>> begin EXCERPTED RECORDS
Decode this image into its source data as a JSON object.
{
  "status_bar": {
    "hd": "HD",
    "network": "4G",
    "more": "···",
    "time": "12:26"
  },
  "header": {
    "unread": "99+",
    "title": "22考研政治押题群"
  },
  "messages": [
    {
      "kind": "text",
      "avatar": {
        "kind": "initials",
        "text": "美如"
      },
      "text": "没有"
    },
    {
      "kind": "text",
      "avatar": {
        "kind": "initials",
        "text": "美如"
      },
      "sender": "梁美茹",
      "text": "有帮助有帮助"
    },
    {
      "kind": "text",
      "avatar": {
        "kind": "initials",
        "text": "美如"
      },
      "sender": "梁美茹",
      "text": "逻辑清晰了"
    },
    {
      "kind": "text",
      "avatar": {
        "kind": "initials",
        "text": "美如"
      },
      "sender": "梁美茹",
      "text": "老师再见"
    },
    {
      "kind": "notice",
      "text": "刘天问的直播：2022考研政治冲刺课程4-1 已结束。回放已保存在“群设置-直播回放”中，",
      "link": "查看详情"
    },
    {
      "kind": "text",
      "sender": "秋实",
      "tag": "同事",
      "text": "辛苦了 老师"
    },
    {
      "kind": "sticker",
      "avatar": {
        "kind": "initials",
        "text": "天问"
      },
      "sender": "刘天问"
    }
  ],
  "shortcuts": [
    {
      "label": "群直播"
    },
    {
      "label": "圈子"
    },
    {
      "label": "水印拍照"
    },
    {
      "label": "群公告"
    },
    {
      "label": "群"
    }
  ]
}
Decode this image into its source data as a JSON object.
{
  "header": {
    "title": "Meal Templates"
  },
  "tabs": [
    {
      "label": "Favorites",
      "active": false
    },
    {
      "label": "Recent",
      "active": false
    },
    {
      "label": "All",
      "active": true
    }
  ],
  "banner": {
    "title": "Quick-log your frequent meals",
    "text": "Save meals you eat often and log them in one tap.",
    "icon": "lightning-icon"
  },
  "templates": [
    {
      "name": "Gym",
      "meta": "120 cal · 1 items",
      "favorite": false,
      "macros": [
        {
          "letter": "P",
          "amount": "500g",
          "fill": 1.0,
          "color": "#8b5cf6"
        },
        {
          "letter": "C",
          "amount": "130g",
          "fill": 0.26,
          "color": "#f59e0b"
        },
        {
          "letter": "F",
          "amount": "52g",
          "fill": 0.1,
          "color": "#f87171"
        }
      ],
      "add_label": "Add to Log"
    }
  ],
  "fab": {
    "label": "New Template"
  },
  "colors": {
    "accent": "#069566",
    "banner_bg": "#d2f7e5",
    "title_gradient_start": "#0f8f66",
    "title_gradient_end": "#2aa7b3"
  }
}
>> end EXCERPTED RECORDS
All of the entries should be written out again exactly.

Decode this image into its source data as a JSON object.
{
  "status_bar": {
    "hd": "HD",
    "network": "4G",
    "more": "···",
    "time": "12:26"
  },
  "header": {
    "unread": "99+",
    "title": "22考研政治押题群"
  },
  "messages": [
    {
      "kind": "text",
      "avatar": {
        "kind": "initials",
        "text": "美如"
      },
      "text": "没有"
    },
    {
      "kind": "text",
      "avatar": {
        "kind": "initials",
        "text": "美如"
      },
      "sender": "梁美茹",
      "text": "有帮助有帮助"
    },
    {
      "kind": "text",
      "avatar": {
        "kind": "initials",
        "text": "美如"
      },
      "sender": "梁美茹",
      "text": "逻辑清晰了"
    },
    {
      "kind": "text",
      "avatar": {
        "kind": "initials",
        "text": "美如"
      },
      "sender": "梁美茹",
      "text": "老师再见"
    },
    {
      "kind": "notice",
      "text": "刘天问的直播：2022考研政治冲刺课程4-1 已结束。回放已保存在“群设置-直播回放”中，",
      "link": "查看详情"
    },
    {
      "kind": "text",
      "sender": "秋实",
      "tag": "同事",
      "text": "辛苦了 老师"
    },
    {
      "kind": "sticker",
      "avatar": {
        "kind": "initials",
        "text": "天问"
      },
      "sender": "刘天问"
    }
  ],
  "shortcuts": [
    {
      "label": "群直播"
    },
    {
      "label": "圈子"
    },
    {
      "label": "水印拍照"
    },
    {
      "label": "群公告"
    },
    {
      "label": "群"
    }
  ]
}
Decode this image into its source data as a JSON object.
{
  "header": {
    "title": "Meal Templates"
  },
  "tabs": [
    {
      "label": "Favorites",
      "active": false
    },
    {
      "label": "Recent",
      "active": false
    },
    {
      "label": "All",
      "active": true
    }
  ],
  "banner": {
    "title": "Quick-log your frequent meals",
    "text": "Save meals you eat often and log them in one tap.",
    "icon": "lightning-icon"
  },
  "templates": [
    {
      "name": "Gym",
      "meta": "120 cal · 1 items",
      "favorite": false,
      "macros": [
        {
          "letter": "P",
          "amount": "500g",
          "fill": 1.0,
          "color": "#8b5cf6"
        },
        {
          "letter": "C",
          "amount": "130g",
          "fill": 0.26,
          "color": "#f59e0b"
        },
        {
          "letter": "F",
          "amount": "52g",
          "fill": 0.1,
          "color": "#f87171"
        }
      ],
      "add_label": "Add to Log"
    }
  ],
  "fab": {
    "label": "New Template"
  },
  "colors": {
    "accent": "#069566",
    "banner_bg": "#d2f7e5",
    "title_gradient_start": "#0f8f66",
    "title_gradient_end": "#2aa7b3"
  }
}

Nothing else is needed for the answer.